● **Given information**

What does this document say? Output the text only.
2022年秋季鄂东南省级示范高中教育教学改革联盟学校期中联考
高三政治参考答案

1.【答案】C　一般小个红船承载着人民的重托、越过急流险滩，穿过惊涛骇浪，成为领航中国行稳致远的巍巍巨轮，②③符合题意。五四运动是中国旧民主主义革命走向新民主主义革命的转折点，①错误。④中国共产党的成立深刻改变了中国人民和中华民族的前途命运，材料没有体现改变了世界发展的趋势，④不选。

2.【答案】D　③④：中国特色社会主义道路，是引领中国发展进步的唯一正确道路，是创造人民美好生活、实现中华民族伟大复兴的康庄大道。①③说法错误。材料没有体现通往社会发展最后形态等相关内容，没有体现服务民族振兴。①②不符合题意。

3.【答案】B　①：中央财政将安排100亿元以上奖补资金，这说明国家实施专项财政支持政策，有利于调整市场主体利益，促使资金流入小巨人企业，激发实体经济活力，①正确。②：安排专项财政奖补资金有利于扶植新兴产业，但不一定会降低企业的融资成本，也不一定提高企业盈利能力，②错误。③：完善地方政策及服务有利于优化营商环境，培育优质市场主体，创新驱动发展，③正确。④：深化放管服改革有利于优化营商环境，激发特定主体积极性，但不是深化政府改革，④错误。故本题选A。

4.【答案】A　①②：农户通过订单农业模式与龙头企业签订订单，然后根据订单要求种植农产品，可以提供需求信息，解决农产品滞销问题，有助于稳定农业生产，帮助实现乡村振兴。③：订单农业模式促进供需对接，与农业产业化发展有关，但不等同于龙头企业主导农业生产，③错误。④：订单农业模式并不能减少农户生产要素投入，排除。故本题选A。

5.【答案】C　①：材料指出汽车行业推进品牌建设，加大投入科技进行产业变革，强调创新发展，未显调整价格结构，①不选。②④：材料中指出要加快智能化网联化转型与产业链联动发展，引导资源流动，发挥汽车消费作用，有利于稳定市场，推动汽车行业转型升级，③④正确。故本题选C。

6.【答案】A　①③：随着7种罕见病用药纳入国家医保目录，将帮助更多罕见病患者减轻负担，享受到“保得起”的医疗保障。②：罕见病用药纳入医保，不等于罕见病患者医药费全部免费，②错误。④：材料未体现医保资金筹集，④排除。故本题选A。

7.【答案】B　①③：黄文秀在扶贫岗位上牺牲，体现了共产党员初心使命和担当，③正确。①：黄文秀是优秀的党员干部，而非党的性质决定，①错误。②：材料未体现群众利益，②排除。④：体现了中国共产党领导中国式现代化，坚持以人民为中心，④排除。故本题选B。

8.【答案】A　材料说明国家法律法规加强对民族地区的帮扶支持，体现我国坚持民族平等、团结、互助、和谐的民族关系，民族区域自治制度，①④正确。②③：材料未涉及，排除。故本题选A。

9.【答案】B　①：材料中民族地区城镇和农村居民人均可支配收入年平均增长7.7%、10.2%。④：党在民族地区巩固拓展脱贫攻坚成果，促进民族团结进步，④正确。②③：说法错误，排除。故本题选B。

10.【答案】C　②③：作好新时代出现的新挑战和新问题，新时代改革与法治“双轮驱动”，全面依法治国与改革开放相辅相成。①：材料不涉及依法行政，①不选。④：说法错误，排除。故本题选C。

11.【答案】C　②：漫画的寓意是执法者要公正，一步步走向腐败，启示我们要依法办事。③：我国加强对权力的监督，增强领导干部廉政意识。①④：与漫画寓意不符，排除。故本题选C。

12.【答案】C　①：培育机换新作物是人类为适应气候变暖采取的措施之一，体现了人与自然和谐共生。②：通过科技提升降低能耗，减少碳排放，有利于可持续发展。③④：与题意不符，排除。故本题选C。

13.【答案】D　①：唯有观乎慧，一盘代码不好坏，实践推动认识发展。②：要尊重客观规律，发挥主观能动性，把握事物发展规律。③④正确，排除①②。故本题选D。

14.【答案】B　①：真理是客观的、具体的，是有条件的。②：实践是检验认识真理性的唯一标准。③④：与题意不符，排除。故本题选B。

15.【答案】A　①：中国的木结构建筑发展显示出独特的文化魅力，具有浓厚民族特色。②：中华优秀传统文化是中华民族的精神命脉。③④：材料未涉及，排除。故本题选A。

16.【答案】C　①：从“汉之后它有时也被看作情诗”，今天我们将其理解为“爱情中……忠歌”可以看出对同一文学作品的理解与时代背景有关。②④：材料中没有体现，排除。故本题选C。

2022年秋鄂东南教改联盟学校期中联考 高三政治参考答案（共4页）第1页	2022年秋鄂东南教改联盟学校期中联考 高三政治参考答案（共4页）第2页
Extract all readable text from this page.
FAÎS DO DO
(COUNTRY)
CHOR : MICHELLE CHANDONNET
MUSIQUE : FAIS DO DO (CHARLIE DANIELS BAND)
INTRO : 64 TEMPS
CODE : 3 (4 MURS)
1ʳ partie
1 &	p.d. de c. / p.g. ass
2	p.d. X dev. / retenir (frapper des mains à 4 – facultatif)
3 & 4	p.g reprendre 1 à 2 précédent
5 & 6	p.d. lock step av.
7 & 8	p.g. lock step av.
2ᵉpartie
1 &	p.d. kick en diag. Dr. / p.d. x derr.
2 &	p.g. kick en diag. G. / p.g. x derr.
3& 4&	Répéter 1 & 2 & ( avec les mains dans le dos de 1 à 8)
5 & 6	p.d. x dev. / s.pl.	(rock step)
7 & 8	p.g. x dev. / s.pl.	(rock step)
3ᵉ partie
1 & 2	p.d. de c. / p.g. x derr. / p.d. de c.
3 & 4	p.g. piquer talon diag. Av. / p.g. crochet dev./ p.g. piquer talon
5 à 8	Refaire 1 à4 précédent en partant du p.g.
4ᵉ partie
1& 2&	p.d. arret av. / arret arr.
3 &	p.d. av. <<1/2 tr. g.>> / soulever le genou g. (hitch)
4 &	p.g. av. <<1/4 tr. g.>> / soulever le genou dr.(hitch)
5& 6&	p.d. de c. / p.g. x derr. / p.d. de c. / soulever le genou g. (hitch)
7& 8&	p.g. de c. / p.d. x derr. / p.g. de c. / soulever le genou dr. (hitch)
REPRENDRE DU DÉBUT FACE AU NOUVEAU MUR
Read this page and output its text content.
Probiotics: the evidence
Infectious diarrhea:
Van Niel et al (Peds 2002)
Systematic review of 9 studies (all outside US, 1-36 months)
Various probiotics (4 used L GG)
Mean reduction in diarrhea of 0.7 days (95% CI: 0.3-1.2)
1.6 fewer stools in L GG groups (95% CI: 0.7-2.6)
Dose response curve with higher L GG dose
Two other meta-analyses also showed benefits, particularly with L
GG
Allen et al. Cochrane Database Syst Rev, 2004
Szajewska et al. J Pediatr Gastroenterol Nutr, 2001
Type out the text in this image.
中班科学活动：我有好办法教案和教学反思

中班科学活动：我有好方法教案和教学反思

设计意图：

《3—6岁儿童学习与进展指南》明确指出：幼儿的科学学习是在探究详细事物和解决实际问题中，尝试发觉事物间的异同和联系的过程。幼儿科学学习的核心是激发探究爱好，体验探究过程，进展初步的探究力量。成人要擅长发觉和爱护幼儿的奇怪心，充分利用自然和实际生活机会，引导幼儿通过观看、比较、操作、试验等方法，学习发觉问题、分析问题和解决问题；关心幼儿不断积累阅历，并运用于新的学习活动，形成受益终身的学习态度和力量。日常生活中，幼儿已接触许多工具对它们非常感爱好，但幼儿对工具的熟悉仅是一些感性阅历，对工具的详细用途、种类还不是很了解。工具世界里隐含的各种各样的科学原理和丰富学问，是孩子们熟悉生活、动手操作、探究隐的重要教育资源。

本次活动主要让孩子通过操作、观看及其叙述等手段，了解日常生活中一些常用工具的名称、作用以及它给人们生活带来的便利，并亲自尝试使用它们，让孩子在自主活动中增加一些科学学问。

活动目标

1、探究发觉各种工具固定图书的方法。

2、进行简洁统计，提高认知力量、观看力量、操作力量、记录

● **Your goal**
Using the records given above, list every line that includes the word "derr".

● **Output of the task**
1 &	p.d. kick en diag. Dr. / p.d. x derr.
2 &	p.g. kick en diag. G. / p.g. x derr.
1 & 2	p.d. de c. / p.g. x derr. / p.d. de c.
5& 6&	p.d. de c. / p.g. x derr. / p.d. de c. / soulever le genou g. (hitch)
7& 8&	p.g. de c. / p.d. x derr. / p.g. de c. / soulever le genou dr. (hitch)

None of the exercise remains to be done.